Exercise description » Copy the full set of lines exactly as given.

[Data items]
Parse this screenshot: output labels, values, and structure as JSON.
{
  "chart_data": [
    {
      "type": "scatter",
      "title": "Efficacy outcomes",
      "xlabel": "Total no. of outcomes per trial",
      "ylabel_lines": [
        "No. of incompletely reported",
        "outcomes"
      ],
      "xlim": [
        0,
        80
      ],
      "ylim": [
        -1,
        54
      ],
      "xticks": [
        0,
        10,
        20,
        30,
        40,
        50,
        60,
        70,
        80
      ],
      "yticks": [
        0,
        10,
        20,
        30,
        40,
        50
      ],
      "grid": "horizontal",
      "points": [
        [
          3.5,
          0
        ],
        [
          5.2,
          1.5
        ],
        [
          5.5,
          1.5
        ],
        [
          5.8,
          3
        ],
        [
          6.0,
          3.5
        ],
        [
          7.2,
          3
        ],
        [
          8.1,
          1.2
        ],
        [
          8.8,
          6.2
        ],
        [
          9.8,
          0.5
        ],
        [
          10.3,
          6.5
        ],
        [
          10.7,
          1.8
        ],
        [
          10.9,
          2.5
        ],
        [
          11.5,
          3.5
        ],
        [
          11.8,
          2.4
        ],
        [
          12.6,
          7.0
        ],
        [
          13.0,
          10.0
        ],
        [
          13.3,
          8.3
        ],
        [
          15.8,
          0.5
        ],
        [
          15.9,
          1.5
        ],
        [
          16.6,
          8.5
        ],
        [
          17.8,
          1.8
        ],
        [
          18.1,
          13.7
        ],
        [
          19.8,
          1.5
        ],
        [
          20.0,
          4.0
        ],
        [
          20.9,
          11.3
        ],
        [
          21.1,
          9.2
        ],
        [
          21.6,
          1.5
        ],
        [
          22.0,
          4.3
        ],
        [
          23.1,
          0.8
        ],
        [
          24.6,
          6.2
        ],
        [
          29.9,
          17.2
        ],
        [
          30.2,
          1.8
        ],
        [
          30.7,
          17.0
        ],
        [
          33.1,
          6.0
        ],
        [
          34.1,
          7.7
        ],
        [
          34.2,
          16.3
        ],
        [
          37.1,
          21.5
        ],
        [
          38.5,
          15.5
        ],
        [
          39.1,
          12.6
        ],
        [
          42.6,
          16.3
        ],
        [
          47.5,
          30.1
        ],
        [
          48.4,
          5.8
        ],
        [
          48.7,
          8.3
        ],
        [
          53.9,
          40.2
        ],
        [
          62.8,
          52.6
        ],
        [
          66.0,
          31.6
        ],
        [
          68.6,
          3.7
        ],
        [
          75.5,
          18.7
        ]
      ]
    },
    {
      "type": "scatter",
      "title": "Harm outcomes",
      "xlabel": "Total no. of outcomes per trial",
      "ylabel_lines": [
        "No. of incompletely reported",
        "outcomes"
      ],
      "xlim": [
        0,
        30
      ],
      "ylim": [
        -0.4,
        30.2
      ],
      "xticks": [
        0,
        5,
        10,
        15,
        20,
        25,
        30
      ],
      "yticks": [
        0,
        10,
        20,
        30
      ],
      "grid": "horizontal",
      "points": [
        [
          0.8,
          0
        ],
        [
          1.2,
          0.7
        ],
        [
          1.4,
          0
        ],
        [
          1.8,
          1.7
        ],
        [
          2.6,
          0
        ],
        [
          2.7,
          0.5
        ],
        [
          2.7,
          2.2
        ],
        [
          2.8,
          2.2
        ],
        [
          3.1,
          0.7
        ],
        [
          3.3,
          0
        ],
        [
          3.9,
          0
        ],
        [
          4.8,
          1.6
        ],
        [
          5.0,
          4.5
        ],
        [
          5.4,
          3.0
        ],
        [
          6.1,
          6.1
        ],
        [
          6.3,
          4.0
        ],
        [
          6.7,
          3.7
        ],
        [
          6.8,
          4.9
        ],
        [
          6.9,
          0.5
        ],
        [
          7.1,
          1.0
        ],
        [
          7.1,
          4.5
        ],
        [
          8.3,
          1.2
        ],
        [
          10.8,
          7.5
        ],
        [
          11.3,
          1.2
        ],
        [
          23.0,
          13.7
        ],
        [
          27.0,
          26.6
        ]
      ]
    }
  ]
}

Written response »
Parse this screenshot: output labels, values, and structure as JSON.
{
  "chart_data": [
    {
      "type": "scatter",
      "title": "Efficacy outcomes",
      "xlabel": "Total no. of outcomes per trial",
      "ylabel_lines": [
        "No. of incompletely reported",
        "outcomes"
      ],
      "xlim": [
        0,
        80
      ],
      "ylim": [
        -1,
        54
      ],
      "xticks": [
        0,
        10,
        20,
        30,
        40,
        50,
        60,
        70,
        80
      ],
      "yticks": [
        0,
        10,
        20,
        30,
        40,
        50
      ],
      "grid": "horizontal",
      "points": [
        [
          3.5,
          0
        ],
        [
          5.2,
          1.5
        ],
        [
          5.5,
          1.5
        ],
        [
          5.8,
          3
        ],
        [
          6.0,
          3.5
        ],
        [
          7.2,
          3
        ],
        [
          8.1,
          1.2
        ],
        [
          8.8,
          6.2
        ],
        [
          9.8,
          0.5
        ],
        [
          10.3,
          6.5
        ],
        [
          10.7,
          1.8
        ],
        [
          10.9,
          2.5
        ],
        [
          11.5,
          3.5
        ],
        [
          11.8,
          2.4
        ],
        [
          12.6,
          7.0
        ],
        [
          13.0,
          10.0
        ],
        [
          13.3,
          8.3
        ],
        [
          15.8,
          0.5
        ],
        [
          15.9,
          1.5
        ],
        [
          16.6,
          8.5
        ],
        [
          17.8,
          1.8
        ],
        [
          18.1,
          13.7
        ],
        [
          19.8,
          1.5
        ],
        [
          20.0,
          4.0
        ],
        [
          20.9,
          11.3
        ],
        [
          21.1,
          9.2
        ],
        [
          21.6,
          1.5
        ],
        [
          22.0,
          4.3
        ],
        [
          23.1,
          0.8
        ],
        [
          24.6,
          6.2
        ],
        [
          29.9,
          17.2
        ],
        [
          30.2,
          1.8
        ],
        [
          30.7,
          17.0
        ],
        [
          33.1,
          6.0
        ],
        [
          34.1,
          7.7
        ],
        [
          34.2,
          16.3
        ],
        [
          37.1,
          21.5
        ],
        [
          38.5,
          15.5
        ],
        [
          39.1,
          12.6
        ],
        [
          42.6,
          16.3
        ],
        [
          47.5,
          30.1
        ],
        [
          48.4,
          5.8
        ],
        [
          48.7,
          8.3
        ],
        [
          53.9,
          40.2
        ],
        [
          62.8,
          52.6
        ],
        [
          66.0,
          31.6
        ],
        [
          68.6,
          3.7
        ],
        [
          75.5,
          18.7
        ]
      ]
    },
    {
      "type": "scatter",
      "title": "Harm outcomes",
      "xlabel": "Total no. of outcomes per trial",
      "ylabel_lines": [
        "No. of incompletely reported",
        "outcomes"
      ],
      "xlim": [
        0,
        30
      ],
      "ylim": [
        -0.4,
        30.2
      ],
      "xticks": [
        0,
        5,
        10,
        15,
        20,
        25,
        30
      ],
      "yticks": [
        0,
        10,
        20,
        30
      ],
      "grid": "horizontal",
      "points": [
        [
          0.8,
          0
        ],
        [
          1.2,
          0.7
        ],
        [
          1.4,
          0
        ],
        [
          1.8,
          1.7
        ],
        [
          2.6,
          0
        ],
        [
          2.7,
          0.5
        ],
        [
          2.7,
          2.2
        ],
        [
          2.8,
          2.2
        ],
        [
          3.1,
          0.7
        ],
        [
          3.3,
          0
        ],
        [
          3.9,
          0
        ],
        [
          4.8,
          1.6
        ],
        [
          5.0,
          4.5
        ],
        [
          5.4,
          3.0
        ],
        [
          6.1,
          6.1
        ],
        [
          6.3,
          4.0
        ],
        [
          6.7,
          3.7
        ],
        [
          6.8,
          4.9
        ],
        [
          6.9,
          0.5
        ],
        [
          7.1,
          1.0
        ],
        [
          7.1,
          4.5
        ],
        [
          8.3,
          1.2
        ],
        [
          10.8,
          7.5
        ],
        [
          11.3,
          1.2
        ],
        [
          23.0,
          13.7
        ],
        [
          27.0,
          26.6
        ]
      ]
    }
  ]
}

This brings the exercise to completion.